Data entries
>>>>>

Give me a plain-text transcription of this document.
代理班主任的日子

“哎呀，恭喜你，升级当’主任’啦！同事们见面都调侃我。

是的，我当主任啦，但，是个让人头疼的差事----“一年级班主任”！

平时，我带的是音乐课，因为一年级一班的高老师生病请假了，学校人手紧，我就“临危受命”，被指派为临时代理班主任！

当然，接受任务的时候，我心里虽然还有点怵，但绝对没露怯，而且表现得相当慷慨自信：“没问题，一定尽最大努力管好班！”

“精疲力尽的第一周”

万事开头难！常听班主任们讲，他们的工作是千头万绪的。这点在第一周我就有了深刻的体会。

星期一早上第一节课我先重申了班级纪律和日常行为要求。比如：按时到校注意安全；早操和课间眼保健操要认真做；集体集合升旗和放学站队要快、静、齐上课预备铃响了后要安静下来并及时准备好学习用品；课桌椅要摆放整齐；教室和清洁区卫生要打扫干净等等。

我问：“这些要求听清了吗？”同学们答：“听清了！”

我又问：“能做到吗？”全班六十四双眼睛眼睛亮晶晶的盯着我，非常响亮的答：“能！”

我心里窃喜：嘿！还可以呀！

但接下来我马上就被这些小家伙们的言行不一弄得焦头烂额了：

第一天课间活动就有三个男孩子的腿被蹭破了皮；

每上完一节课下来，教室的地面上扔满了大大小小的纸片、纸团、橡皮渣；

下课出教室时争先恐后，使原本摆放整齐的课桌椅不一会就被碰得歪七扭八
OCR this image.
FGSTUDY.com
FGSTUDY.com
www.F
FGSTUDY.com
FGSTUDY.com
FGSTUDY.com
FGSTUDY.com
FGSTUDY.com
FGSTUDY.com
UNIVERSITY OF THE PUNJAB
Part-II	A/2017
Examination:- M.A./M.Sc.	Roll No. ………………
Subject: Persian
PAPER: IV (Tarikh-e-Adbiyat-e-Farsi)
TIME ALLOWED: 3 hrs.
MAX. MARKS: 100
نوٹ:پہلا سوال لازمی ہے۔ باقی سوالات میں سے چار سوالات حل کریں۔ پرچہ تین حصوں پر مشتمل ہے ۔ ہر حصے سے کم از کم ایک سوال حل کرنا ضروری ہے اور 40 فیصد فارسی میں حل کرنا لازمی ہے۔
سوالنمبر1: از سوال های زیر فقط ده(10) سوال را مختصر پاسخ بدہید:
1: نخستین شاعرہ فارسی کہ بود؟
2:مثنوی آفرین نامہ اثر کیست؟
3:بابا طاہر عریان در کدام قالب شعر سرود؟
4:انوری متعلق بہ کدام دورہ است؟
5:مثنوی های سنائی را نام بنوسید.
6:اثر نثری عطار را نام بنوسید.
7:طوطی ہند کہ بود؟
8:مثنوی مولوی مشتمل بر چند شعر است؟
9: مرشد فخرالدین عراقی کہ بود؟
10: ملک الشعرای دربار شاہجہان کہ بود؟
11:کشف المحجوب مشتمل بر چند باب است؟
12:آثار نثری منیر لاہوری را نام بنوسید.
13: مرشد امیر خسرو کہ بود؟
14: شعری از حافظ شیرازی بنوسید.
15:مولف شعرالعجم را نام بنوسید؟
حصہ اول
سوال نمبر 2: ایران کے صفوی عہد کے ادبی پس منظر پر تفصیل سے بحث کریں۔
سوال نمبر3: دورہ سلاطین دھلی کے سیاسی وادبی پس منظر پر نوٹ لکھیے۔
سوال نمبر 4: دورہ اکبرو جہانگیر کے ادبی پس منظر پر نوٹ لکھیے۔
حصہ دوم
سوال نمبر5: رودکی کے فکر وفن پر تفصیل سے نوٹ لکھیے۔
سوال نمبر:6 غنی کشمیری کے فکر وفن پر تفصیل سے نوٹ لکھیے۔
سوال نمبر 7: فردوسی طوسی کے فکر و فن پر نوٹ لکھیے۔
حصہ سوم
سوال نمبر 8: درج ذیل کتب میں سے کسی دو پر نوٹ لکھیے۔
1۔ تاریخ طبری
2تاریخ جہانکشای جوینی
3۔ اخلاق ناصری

<<<<<

Find all lines with "تفصیل" in them and copy each one.

Answer for this exercise ->
سوال نمبر 2: ایران کے صفوی عہد کے ادبی پس منظر پر تفصیل سے بحث کریں۔
سوال نمبر5: رودکی کے فکر وفن پر تفصیل سے نوٹ لکھیے۔
سوال نمبر:6 غنی کشمیری کے فکر وفن پر تفصیل سے نوٹ لکھیے۔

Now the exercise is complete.